**Exercise brief:** The records that follow must be repeated verbatim, every one of them.

[Stored items from a collection]
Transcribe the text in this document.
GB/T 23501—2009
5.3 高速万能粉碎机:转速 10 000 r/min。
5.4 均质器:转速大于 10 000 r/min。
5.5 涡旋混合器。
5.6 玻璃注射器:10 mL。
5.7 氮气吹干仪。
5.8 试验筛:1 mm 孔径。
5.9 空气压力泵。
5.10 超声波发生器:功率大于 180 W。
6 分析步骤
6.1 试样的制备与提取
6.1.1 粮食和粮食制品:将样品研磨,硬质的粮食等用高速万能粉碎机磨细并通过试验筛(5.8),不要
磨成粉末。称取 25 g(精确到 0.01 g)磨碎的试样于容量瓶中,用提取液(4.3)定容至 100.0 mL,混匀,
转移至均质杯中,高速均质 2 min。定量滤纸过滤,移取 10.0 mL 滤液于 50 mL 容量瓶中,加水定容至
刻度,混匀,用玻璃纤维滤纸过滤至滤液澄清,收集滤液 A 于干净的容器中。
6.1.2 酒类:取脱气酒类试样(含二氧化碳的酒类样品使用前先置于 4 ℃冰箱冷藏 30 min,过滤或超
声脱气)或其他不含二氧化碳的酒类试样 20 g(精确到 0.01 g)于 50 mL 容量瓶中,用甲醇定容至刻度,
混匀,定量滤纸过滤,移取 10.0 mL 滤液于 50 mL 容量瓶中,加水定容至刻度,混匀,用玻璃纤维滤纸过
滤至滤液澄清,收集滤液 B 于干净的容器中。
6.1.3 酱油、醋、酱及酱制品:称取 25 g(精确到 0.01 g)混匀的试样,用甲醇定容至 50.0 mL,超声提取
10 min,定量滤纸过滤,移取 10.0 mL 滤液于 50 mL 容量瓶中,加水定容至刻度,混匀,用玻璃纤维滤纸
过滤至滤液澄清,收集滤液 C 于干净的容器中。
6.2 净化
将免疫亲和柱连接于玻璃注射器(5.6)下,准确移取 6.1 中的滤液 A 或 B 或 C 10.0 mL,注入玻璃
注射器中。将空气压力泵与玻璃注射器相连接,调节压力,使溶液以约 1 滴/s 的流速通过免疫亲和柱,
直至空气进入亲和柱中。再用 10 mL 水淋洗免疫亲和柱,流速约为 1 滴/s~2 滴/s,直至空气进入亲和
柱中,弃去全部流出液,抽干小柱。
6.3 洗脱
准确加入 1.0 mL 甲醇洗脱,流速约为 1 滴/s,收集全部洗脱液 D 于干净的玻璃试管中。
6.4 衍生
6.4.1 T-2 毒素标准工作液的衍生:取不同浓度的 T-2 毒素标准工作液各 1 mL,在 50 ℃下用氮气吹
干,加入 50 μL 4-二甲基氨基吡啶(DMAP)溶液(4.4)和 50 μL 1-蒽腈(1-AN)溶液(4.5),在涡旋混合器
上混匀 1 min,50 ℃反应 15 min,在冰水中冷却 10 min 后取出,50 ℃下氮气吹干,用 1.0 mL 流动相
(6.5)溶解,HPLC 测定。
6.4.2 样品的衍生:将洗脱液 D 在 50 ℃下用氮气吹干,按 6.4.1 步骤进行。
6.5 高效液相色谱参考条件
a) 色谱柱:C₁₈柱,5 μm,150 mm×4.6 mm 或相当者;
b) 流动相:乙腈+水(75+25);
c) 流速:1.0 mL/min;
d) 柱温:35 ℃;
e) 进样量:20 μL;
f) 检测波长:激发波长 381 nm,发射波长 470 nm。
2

**Correct result:**
Transcribe the text in this document.
GB/T 23501—2009
5.3 高速万能粉碎机:转速 10 000 r/min。
5.4 均质器:转速大于 10 000 r/min。
5.5 涡旋混合器。
5.6 玻璃注射器:10 mL。
5.7 氮气吹干仪。
5.8 试验筛:1 mm 孔径。
5.9 空气压力泵。
5.10 超声波发生器:功率大于 180 W。
6 分析步骤
6.1 试样的制备与提取
6.1.1 粮食和粮食制品:将样品研磨,硬质的粮食等用高速万能粉碎机磨细并通过试验筛(5.8),不要
磨成粉末。称取 25 g(精确到 0.01 g)磨碎的试样于容量瓶中,用提取液(4.3)定容至 100.0 mL,混匀,
转移至均质杯中,高速均质 2 min。定量滤纸过滤,移取 10.0 mL 滤液于 50 mL 容量瓶中,加水定容至
刻度,混匀,用玻璃纤维滤纸过滤至滤液澄清,收集滤液 A 于干净的容器中。
6.1.2 酒类:取脱气酒类试样(含二氧化碳的酒类样品使用前先置于 4 ℃冰箱冷藏 30 min,过滤或超
声脱气)或其他不含二氧化碳的酒类试样 20 g(精确到 0.01 g)于 50 mL 容量瓶中,用甲醇定容至刻度,
混匀,定量滤纸过滤,移取 10.0 mL 滤液于 50 mL 容量瓶中,加水定容至刻度,混匀,用玻璃纤维滤纸过
滤至滤液澄清,收集滤液 B 于干净的容器中。
6.1.3 酱油、醋、酱及酱制品:称取 25 g(精确到 0.01 g)混匀的试样,用甲醇定容至 50.0 mL,超声提取
10 min,定量滤纸过滤,移取 10.0 mL 滤液于 50 mL 容量瓶中,加水定容至刻度,混匀,用玻璃纤维滤纸
过滤至滤液澄清,收集滤液 C 于干净的容器中。
6.2 净化
将免疫亲和柱连接于玻璃注射器(5.6)下,准确移取 6.1 中的滤液 A 或 B 或 C 10.0 mL,注入玻璃
注射器中。将空气压力泵与玻璃注射器相连接,调节压力,使溶液以约 1 滴/s 的流速通过免疫亲和柱,
直至空气进入亲和柱中。再用 10 mL 水淋洗免疫亲和柱,流速约为 1 滴/s~2 滴/s,直至空气进入亲和
柱中,弃去全部流出液,抽干小柱。
6.3 洗脱
准确加入 1.0 mL 甲醇洗脱,流速约为 1 滴/s,收集全部洗脱液 D 于干净的玻璃试管中。
6.4 衍生
6.4.1 T-2 毒素标准工作液的衍生:取不同浓度的 T-2 毒素标准工作液各 1 mL,在 50 ℃下用氮气吹
干,加入 50 μL 4-二甲基氨基吡啶(DMAP)溶液(4.4)和 50 μL 1-蒽腈(1-AN)溶液(4.5),在涡旋混合器
上混匀 1 min,50 ℃反应 15 min,在冰水中冷却 10 min 后取出,50 ℃下氮气吹干,用 1.0 mL 流动相
(6.5)溶解,HPLC 测定。
6.4.2 样品的衍生:将洗脱液 D 在 50 ℃下用氮气吹干,按 6.4.1 步骤进行。
6.5 高效液相色谱参考条件
a) 色谱柱:C₁₈柱,5 μm,150 mm×4.6 mm 或相当者;
b) 流动相:乙腈+水(75+25);
c) 流速:1.0 mL/min;
d) 柱温:35 ℃;
e) 进样量:20 μL;
f) 检测波长:激发波长 381 nm,发射波长 470 nm。
2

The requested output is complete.